▶ _SHORT TASK_: Extract all lines containing "Αὔγουστος".
------------------------------------------------------------------------
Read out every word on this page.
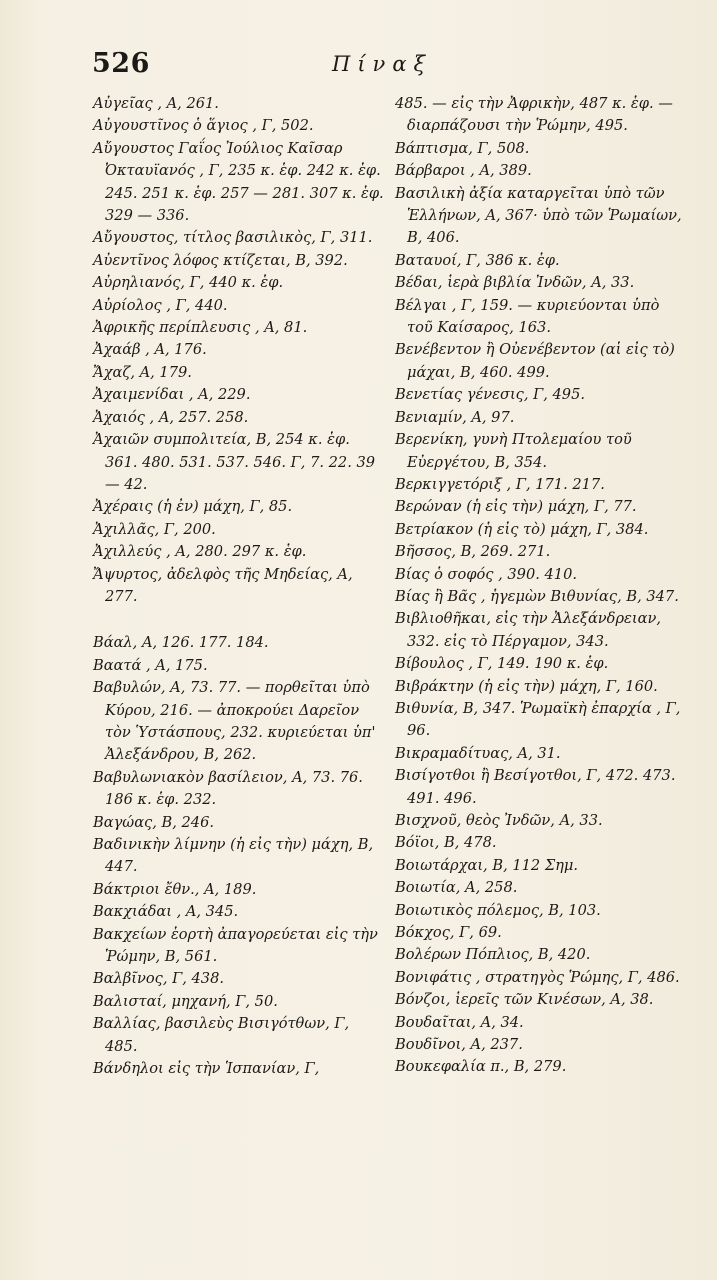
526	Πίναξ
Αὐγεῖας , Α, 261.
Αὐγουστῖνος ὁ ἅγιος , Γ, 502.
Αὔγουστος Γαΐος Ἰούλιος Καῖσαρ Ὀκταυϊανός , Γ, 235 κ. ἑφ. 242 κ. ἑφ. 245. 251 κ. ἑφ. 257 — 281. 307 κ. ἑφ. 329 — 336.
Αὔγουστος, τίτλος βασιλικὸς, Γ, 311.
Αὐεντῖνος λόφος κτίζεται, Β, 392.
Αὐρηλιανός, Γ, 440 κ. ἑφ.
Αὐρίολος , Γ, 440.
Ἀφρικῆς περίπλευσις , Α, 81.
Ἀχαάβ , Α, 176.
Ἄχαζ, Α, 179.
Ἀχαιμενίδαι , Α, 229.
Ἀχαιός , Α, 257. 258.
Ἀχαιῶν συμπολιτεία, Β, 254 κ. ἑφ. 361. 480. 531. 537. 546. Γ, 7. 22. 39 — 42.
Ἀχέραις (ἡ ἐν) μάχη, Γ, 85.
Ἀχιλλᾶς, Γ, 200.
Ἀχιλλεύς , Α, 280. 297 κ. ἑφ.
Ἄψυρτος, ἀδελφὸς τῆς Μηδείας, Α, 277.
Βάαλ, Α, 126. 177. 184.
Βαατά , Α, 175.
Βαβυλών, Α, 73. 77. — πορθεῖται ὑπὸ Κύρου, 216. — ἀποκρούει Δαρεῖον τὸν Ὑστάσπους, 232. κυριεύεται ὑπ' Ἀλεξάνδρου, Β, 262.
Βαβυλωνιακὸν βασίλειον, Α, 73. 76. 186 κ. ἑφ. 232.
Βαγώας, Β, 246.
Βαδινικὴν λίμνην (ἡ εἰς τὴν) μάχη, Β, 447.
Βάκτριοι ἔθν., Α, 189.
Βακχιάδαι , Α, 345.
Βακχείων ἑορτὴ ἀπαγορεύεται εἰς τὴν Ῥώμην, Β, 561.
Βαλβῖνος, Γ, 438.
Βαλισταί, μηχανή, Γ, 50.
Βαλλίας, βασιλεὺς Βισιγότθων, Γ, 485.
Βάνδηλοι εἰς τὴν Ἱσπανίαν, Γ,
485. — εἰς τὴν Ἀφρικὴν, 487 κ. ἑφ. — διαρπάζουσι τὴν Ῥώμην, 495.
Βάπτισμα, Γ, 508.
Βάρβαροι , Α, 389.
Βασιλικὴ ἀξία καταργεῖται ὑπὸ τῶν Ἑλλήνων, Α, 367· ὑπὸ τῶν Ῥωμαίων, Β, 406.
Βαταυοί, Γ, 386 κ. ἑφ.
Βέδαι, ἱερὰ βιβλία Ἰνδῶν, Α, 33.
Βέλγαι , Γ, 159. — κυριεύονται ὑπὸ τοῦ Καίσαρος, 163.
Βενέβεντον ἢ Οὐενέβεντον (αἱ εἰς τὸ) μάχαι, Β, 460. 499.
Βενετίας γένεσις, Γ, 495.
Βενιαμίν, Α, 97.
Βερενίκη, γυνὴ Πτολεμαίου τοῦ Εὐεργέτου, Β, 354.
Βερκιγγετόριξ , Γ, 171. 217.
Βερώναν (ἡ εἰς τὴν) μάχη, Γ, 77.
Βετρίακον (ἡ εἰς τὸ) μάχη, Γ, 384.
Βῆσσος, Β, 269. 271.
Βίας ὁ σοφός , 390. 410.
Βίας ἢ Βᾶς , ἡγεμὼν Βιθυνίας, Β, 347.
Βιβλιοθῆκαι, εἰς τὴν Ἀλεξάνδρειαν, 332. εἰς τὸ Πέργαμον, 343.
Βίβουλος , Γ, 149. 190 κ. ἑφ.
Βιβράκτην (ἡ εἰς τὴν) μάχη, Γ, 160.
Βιθυνία, Β, 347. Ῥωμαϊκὴ ἐπαρχία , Γ, 96.
Βικραμαδίτυας, Α, 31.
Βισίγοτθοι ἢ Βεσίγοτθοι, Γ, 472. 473. 491. 496.
Βισχνοῦ, θεὸς Ἰνδῶν, Α, 33.
Βόϊοι, Β, 478.
Βοιωτάρχαι, Β, 112 Σημ.
Βοιωτία, Α, 258.
Βοιωτικὸς πόλεμος, Β, 103.
Βόκχος, Γ, 69.
Βολέρων Πόπλιος, Β, 420.
Βονιφάτις , στρατηγὸς Ῥώμης, Γ, 486.
Βόνζοι, ἱερεῖς τῶν Κινέσων, Α, 38.
Βουδαῖται, Α, 34.
Βουδῖνοι, Α, 237.
Βουκεφαλία π., Β, 279.
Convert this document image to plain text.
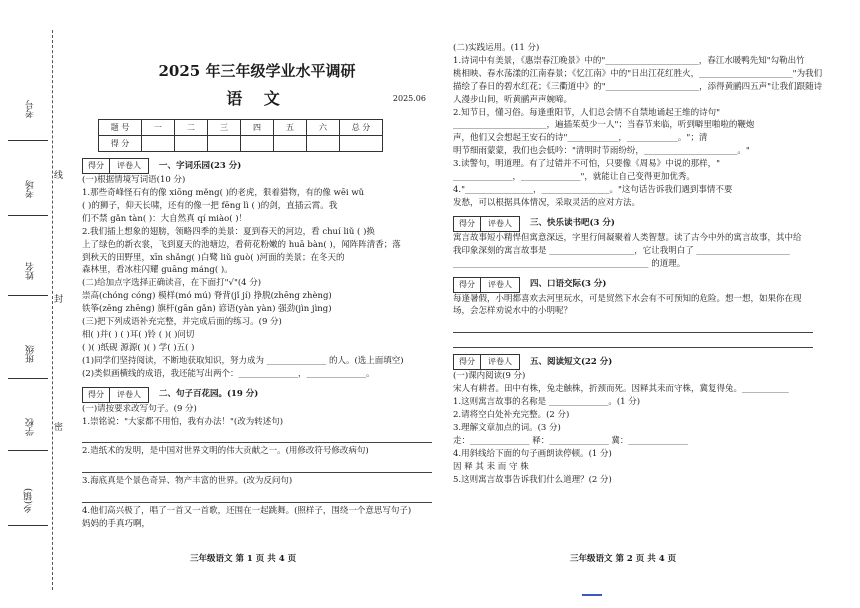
考号
考场
姓名
班级
学校
乡(镇)
线
封
密
2025 年三年级学业水平调研
语 文	2025.06
题 号	一	二	三	四	五	六	总 分
得 分							
得分	评卷人	一、字词乐园(23 分)

(一)根据情境写词语(10 分)

1.那些奇峰怪石有的像 xiōng měng( )的老虎，狠着猎物，有的像 wēi wǔ

( )的狮子，仰天长啸，还有的像一把 fēng lì ( )的剑，直插云霄。我

们不禁 gǎn tàn( )：大自然真 qí miào( )！

2.我们插上想象的翅膀，领略四季的美景：夏到春天的河边，看 chuí liǔ ( )换

上了绿色的新衣裳，飞到夏天的池塘边，看荷花粉嫩的 huā bàn( )，闻阵阵清香；落

到秋天的田野里，xīn shǎng( )白鹭 liǔ guò( )河面的美景；在冬天的

森林里，看冰柱闪耀 guāng máng( )。

(二)给加点字选择正确读音，在下面打"√"(4 分)

崇高(chóng cóng) 模样(mó mú) 脊背(jǐ jí) 挣脱(zhēng zhèng)

铁筝(zēng zhēng) 旗杆(gān gǎn) 谚语(yàn yàn) 强劲(jìn jìng)

(三)把下列成语补充完整，并完成后面的练习。(9 分)

相( )并( ) ( )耳( )铃 ( )( )问切

( )( )纸砚 源源( )( ) 学( )五( )

(1)同学们坚持阅读，不断地获取知识，努力成为 ______________ 的人。(选上面填空)

(2)类似画横线的成语，我还能写出两个：______________，______________。

得分	评卷人	二、句子百花园。(19 分)

(一)请按要求改写句子。(9 分)

1.崇铭说："大家都不用怕，我有办法！"(改为转述句)

2.造纸术的发明，是中国对世界文明的伟大贡献之一。(用修改符号修改病句)

3.海底真是个景色奇异、物产丰富的世界。(改为反问句)

4.他们高兴极了，唱了一首又一首歌，还围在一起跳舞。(照样子，围绕一个意思写句子)

妈妈的手真巧啊，

三年级语文 第 1 页 共 4 页

(二)实践运用。(11 分)

1.诗词中有美景，《惠崇春江晚景》中的"______________________，春江水暖鸭先知"勾勒出竹

桃相映、春水荡漾的江南春景；《忆江南》中的"日出江花红胜火，______________________"为我们

描绘了春日的碧水红花；《三衢道中》的"______________________，添得黄鹂四五声"让我们跟随诗

人漫步山间，听黄鹂声声婉啼。

2.知节日，懂习俗。每逢重阳节，人们总会情不自禁地诵起王维的诗句"

______________________，遍插茱萸少一人"；当春节来临，听到噼里啪啦的鞭炮

声，他们又会想起王安石的诗"____________，____________。"；清

明节细雨蒙蒙，我们也会低吟："清明时节雨纷纷，______________________。"

3.读警句，明道理。有了过错并不可怕，只要像《周易》中说的那样，"

______________，______________"，就能让自己变得更加优秀。

4."________________，________________。"这句话告诉我们遇到事情不要

发愁，可以根据具体情况，采取灵活的应对方法。

得分	评卷人	三、快乐读书吧(3 分)

寓言故事短小精悍但寓意深远，字里行间凝聚着人类智慧。读了古今中外的寓言故事，其中给

我印象深刻的寓言故事是 ____________________，它让我明白了 ______________________

______________________________________________ 的道理。

得分	评卷人	四、口语交际(3 分)

每逢暑假，小明都喜欢去河里玩水，可是贸然下水会有不可预知的危险。想一想，如果你在现

场，会怎样劝说水中的小明呢？

得分	评卷人	五、阅读短文(22 分)

(一)课内阅读(9 分)

宋人有耕者。田中有株，兔走触株，折颈而死。因释其耒而守株，冀复得兔。___________

1.这则寓言故事的名称是 ______________。(1 分)

2.请将空白处补充完整。(2 分)

3.理解文章加点的词。(3 分)

走：______________ 释：______________ 冀：______________

4.用斜线给下面的句子画朗读停顿。(1 分)

因 释 其 耒 而 守 株

5.这则寓言故事告诉我们什么道理？(2 分)

三年级语文 第 2 页 共 4 页
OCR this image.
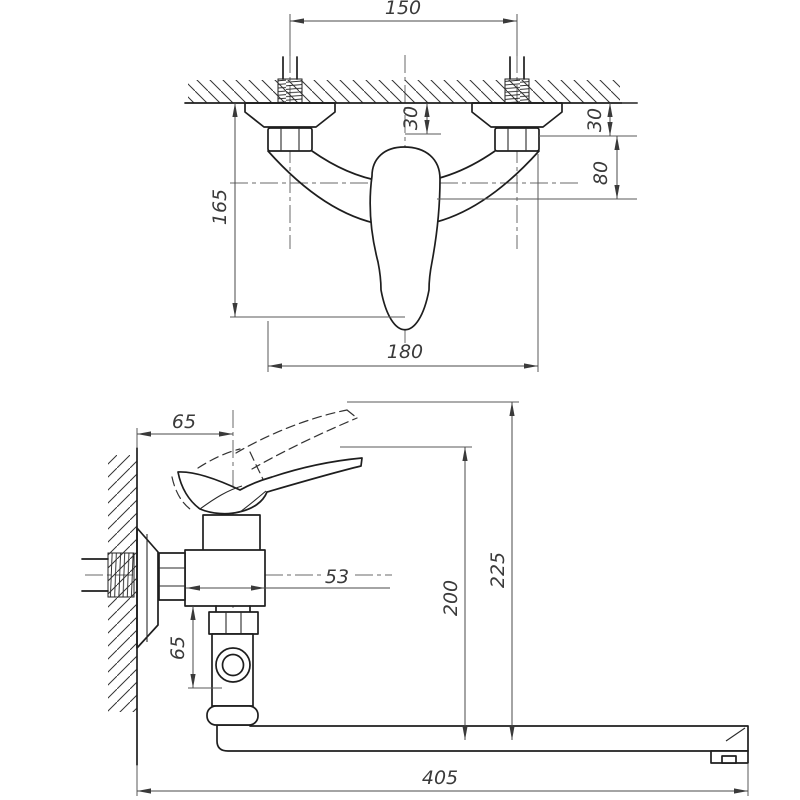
150
30	30
80
165
180
65
53
65
200
225
405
------------------------------------------------------------------------
▶ _OUTPUT BELOW_:
Αὔγουστος Γαΐος Ἰούλιος Καῖσαρ Ὀκταυϊανός , Γ, 235 κ. ἑφ. 242 κ. ἑφ. 245. 251 κ. ἑφ. 257 — 281. 307 κ. ἑφ. 329 — 336.
Αὔγουστος, τίτλος βασιλικὸς, Γ, 311.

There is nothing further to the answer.